- **EXERCISE REQUIREMENTS**
Only a number is wanted: the count of lines in this listing that contain "Starting".

■ ■ ■

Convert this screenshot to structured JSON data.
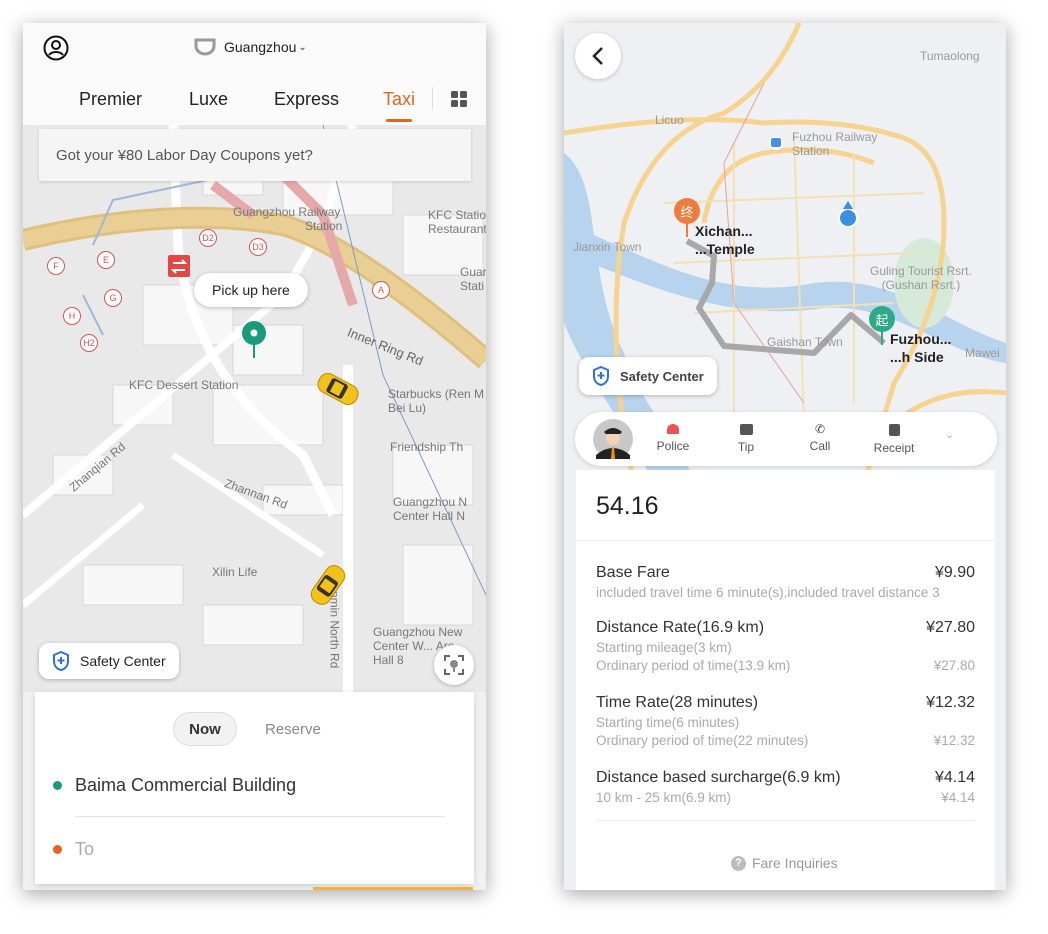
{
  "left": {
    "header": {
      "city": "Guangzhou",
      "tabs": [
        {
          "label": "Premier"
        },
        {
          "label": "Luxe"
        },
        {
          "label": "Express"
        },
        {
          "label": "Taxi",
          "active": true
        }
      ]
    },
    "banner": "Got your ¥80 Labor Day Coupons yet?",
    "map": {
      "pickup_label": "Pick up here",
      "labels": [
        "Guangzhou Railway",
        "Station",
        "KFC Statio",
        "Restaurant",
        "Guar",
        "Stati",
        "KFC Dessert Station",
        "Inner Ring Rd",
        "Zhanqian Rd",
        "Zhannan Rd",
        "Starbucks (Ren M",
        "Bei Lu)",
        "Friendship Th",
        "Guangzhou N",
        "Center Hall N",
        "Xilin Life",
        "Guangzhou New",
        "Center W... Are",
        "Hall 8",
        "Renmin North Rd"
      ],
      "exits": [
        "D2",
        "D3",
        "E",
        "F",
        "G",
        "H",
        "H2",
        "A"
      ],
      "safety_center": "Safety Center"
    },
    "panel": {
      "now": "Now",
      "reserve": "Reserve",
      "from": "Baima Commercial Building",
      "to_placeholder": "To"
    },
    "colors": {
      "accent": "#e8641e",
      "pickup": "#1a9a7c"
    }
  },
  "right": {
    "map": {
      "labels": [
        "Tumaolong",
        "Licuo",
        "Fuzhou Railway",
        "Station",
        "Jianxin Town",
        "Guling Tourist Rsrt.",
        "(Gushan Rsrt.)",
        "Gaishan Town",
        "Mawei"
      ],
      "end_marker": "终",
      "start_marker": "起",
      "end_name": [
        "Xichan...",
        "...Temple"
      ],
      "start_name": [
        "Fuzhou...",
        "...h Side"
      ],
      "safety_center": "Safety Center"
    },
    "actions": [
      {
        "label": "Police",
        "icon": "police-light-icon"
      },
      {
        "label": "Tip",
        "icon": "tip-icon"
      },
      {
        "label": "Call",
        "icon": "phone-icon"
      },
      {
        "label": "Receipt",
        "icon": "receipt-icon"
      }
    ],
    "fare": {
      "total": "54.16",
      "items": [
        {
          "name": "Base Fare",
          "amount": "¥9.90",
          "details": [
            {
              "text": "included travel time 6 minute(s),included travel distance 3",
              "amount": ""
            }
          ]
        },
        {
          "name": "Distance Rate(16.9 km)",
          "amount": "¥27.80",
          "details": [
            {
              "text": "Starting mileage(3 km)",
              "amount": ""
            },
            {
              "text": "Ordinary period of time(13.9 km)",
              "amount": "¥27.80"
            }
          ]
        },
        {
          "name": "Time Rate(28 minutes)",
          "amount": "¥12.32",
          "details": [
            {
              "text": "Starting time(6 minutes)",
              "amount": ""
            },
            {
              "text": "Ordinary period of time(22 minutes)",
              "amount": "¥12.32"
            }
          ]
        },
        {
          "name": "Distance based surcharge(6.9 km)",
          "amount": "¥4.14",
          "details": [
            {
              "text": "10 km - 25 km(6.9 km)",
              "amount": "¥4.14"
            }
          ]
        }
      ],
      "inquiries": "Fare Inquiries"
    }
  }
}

■ ■ ■

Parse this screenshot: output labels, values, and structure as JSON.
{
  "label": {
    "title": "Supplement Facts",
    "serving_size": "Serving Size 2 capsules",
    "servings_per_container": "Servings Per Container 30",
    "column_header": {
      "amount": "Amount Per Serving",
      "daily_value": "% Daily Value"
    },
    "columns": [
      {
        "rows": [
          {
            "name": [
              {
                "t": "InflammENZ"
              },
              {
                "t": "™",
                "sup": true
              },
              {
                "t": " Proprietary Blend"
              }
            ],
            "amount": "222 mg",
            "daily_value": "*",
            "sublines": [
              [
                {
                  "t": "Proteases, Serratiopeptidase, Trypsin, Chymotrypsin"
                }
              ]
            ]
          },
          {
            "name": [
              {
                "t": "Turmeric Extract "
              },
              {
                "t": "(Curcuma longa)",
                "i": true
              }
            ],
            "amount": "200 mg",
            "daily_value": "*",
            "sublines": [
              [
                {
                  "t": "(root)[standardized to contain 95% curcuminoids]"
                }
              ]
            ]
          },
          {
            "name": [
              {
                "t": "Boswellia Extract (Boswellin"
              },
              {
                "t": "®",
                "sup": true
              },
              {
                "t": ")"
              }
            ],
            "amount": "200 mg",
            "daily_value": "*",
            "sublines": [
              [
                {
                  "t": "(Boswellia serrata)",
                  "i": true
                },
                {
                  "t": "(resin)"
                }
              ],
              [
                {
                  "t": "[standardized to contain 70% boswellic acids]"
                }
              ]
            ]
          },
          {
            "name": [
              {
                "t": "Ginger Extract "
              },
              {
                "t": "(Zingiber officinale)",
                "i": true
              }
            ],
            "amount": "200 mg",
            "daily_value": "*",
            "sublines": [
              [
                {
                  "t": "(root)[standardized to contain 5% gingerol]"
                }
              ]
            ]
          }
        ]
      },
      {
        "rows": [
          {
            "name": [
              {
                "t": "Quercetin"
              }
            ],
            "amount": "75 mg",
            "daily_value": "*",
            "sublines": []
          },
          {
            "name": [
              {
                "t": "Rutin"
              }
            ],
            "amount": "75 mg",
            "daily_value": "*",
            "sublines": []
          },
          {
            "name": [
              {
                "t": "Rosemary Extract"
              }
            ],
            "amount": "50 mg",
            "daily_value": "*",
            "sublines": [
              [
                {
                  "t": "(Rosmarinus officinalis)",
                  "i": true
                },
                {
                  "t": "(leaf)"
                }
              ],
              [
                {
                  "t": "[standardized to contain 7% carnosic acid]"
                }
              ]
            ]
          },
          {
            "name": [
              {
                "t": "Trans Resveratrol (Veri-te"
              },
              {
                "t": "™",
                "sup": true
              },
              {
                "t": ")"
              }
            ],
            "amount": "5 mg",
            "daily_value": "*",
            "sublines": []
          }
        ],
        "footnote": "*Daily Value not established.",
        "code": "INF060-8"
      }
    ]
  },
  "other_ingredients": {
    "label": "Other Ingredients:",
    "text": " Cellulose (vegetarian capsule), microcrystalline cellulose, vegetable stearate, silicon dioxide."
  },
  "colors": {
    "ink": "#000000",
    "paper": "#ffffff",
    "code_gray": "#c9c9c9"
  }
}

■ ■ ■

- **COMPLETE OUTPUT**
2